* Directions for this task: Write the listing out again, all of it, word for word.

* Given records:
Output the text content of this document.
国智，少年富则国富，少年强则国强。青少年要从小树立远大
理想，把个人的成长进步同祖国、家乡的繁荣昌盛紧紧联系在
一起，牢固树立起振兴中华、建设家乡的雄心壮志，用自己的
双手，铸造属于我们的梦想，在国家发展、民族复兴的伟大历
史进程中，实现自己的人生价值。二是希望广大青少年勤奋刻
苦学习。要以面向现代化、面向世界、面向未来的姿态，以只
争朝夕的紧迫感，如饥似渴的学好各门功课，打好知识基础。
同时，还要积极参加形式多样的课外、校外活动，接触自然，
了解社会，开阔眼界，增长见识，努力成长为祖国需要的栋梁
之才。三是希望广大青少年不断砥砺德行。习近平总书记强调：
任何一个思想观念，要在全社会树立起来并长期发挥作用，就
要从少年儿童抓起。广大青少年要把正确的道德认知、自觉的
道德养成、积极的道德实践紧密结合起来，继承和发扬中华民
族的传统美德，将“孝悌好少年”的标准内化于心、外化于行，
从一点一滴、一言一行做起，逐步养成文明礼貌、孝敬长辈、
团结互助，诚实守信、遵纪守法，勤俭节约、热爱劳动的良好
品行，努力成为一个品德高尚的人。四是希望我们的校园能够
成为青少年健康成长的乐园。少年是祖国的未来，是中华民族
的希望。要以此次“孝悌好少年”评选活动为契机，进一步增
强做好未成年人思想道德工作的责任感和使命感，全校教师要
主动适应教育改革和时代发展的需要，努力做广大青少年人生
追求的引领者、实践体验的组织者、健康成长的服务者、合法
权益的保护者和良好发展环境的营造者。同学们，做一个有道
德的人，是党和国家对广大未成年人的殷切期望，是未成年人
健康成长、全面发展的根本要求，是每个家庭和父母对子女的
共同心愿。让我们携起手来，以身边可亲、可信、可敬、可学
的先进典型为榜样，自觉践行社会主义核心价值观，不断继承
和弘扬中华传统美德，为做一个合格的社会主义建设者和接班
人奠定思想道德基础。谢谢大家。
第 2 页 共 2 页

* Expected answer:
Output the text content of this document.
国智，少年富则国富，少年强则国强。青少年要从小树立远大
理想，把个人的成长进步同祖国、家乡的繁荣昌盛紧紧联系在
一起，牢固树立起振兴中华、建设家乡的雄心壮志，用自己的
双手，铸造属于我们的梦想，在国家发展、民族复兴的伟大历
史进程中，实现自己的人生价值。二是希望广大青少年勤奋刻
苦学习。要以面向现代化、面向世界、面向未来的姿态，以只
争朝夕的紧迫感，如饥似渴的学好各门功课，打好知识基础。
同时，还要积极参加形式多样的课外、校外活动，接触自然，
了解社会，开阔眼界，增长见识，努力成长为祖国需要的栋梁
之才。三是希望广大青少年不断砥砺德行。习近平总书记强调：
任何一个思想观念，要在全社会树立起来并长期发挥作用，就
要从少年儿童抓起。广大青少年要把正确的道德认知、自觉的
道德养成、积极的道德实践紧密结合起来，继承和发扬中华民
族的传统美德，将“孝悌好少年”的标准内化于心、外化于行，
从一点一滴、一言一行做起，逐步养成文明礼貌、孝敬长辈、
团结互助，诚实守信、遵纪守法，勤俭节约、热爱劳动的良好
品行，努力成为一个品德高尚的人。四是希望我们的校园能够
成为青少年健康成长的乐园。少年是祖国的未来，是中华民族
的希望。要以此次“孝悌好少年”评选活动为契机，进一步增
强做好未成年人思想道德工作的责任感和使命感，全校教师要
主动适应教育改革和时代发展的需要，努力做广大青少年人生
追求的引领者、实践体验的组织者、健康成长的服务者、合法
权益的保护者和良好发展环境的营造者。同学们，做一个有道
德的人，是党和国家对广大未成年人的殷切期望，是未成年人
健康成长、全面发展的根本要求，是每个家庭和父母对子女的
共同心愿。让我们携起手来，以身边可亲、可信、可敬、可学
的先进典型为榜样，自觉践行社会主义核心价值观，不断继承
和弘扬中华传统美德，为做一个合格的社会主义建设者和接班
人奠定思想道德基础。谢谢大家。
第 2 页 共 2 页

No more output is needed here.